YOUR TASK
Pictures stay out of the copy; restate everything else in the material exactly.

RECORDS FOR PROCESSING
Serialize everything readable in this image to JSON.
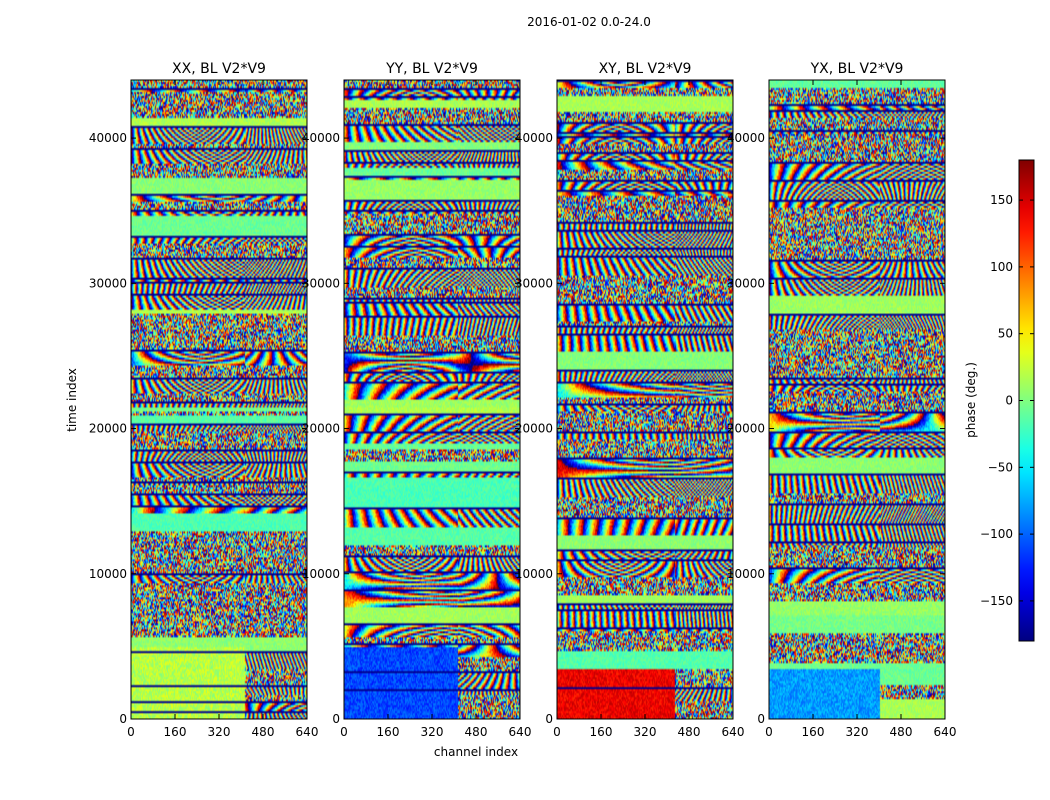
{
  "suptitle": "2016-01-02 0.0-24.0",
  "chart_data": {
    "type": "heatmap",
    "xlabel": "channel index",
    "ylabel": "time index",
    "xlim": [
      0,
      640
    ],
    "ylim": [
      0,
      44000
    ],
    "xticks": [
      "0",
      "160",
      "320",
      "480",
      "640"
    ],
    "yticks": [
      "0",
      "10000",
      "20000",
      "30000",
      "40000"
    ],
    "panels": [
      {
        "title": "XX, BL V2*V9",
        "seed": 11,
        "block_bias": [
          {
            "from": 0,
            "to": 5000,
            "value": 20
          }
        ]
      },
      {
        "title": "YY, BL V2*V9",
        "seed": 23,
        "block_bias": [
          {
            "from": 0,
            "to": 5000,
            "value": -110
          }
        ]
      },
      {
        "title": "XY, BL V2*V9",
        "seed": 37,
        "block_bias": [
          {
            "from": 0,
            "to": 3500,
            "value": 140
          }
        ]
      },
      {
        "title": "YX, BL V2*V9",
        "seed": 53,
        "block_bias": [
          {
            "from": 0,
            "to": 3500,
            "value": -80
          }
        ]
      }
    ],
    "colorbar": {
      "label": "phase (deg.)",
      "range": [
        -180,
        180
      ],
      "ticks": [
        "150",
        "100",
        "50",
        "0",
        "−50",
        "−100",
        "−150"
      ],
      "tick_values": [
        150,
        100,
        50,
        0,
        -50,
        -100,
        -150
      ],
      "colormap": "jet"
    }
  }
}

TASK ANSWER
Serialize everything readable in this image to JSON.
{
  "suptitle": "2016-01-02 0.0-24.0",
  "chart_data": {
    "type": "heatmap",
    "xlabel": "channel index",
    "ylabel": "time index",
    "xlim": [
      0,
      640
    ],
    "ylim": [
      0,
      44000
    ],
    "xticks": [
      "0",
      "160",
      "320",
      "480",
      "640"
    ],
    "yticks": [
      "0",
      "10000",
      "20000",
      "30000",
      "40000"
    ],
    "panels": [
      {
        "title": "XX, BL V2*V9",
        "seed": 11,
        "block_bias": [
          {
            "from": 0,
            "to": 5000,
            "value": 20
          }
        ]
      },
      {
        "title": "YY, BL V2*V9",
        "seed": 23,
        "block_bias": [
          {
            "from": 0,
            "to": 5000,
            "value": -110
          }
        ]
      },
      {
        "title": "XY, BL V2*V9",
        "seed": 37,
        "block_bias": [
          {
            "from": 0,
            "to": 3500,
            "value": 140
          }
        ]
      },
      {
        "title": "YX, BL V2*V9",
        "seed": 53,
        "block_bias": [
          {
            "from": 0,
            "to": 3500,
            "value": -80
          }
        ]
      }
    ],
    "colorbar": {
      "label": "phase (deg.)",
      "range": [
        -180,
        180
      ],
      "ticks": [
        "150",
        "100",
        "50",
        "0",
        "−50",
        "−100",
        "−150"
      ],
      "tick_values": [
        150,
        100,
        50,
        0,
        -50,
        -100,
        -150
      ],
      "colormap": "jet"
    }
  }
}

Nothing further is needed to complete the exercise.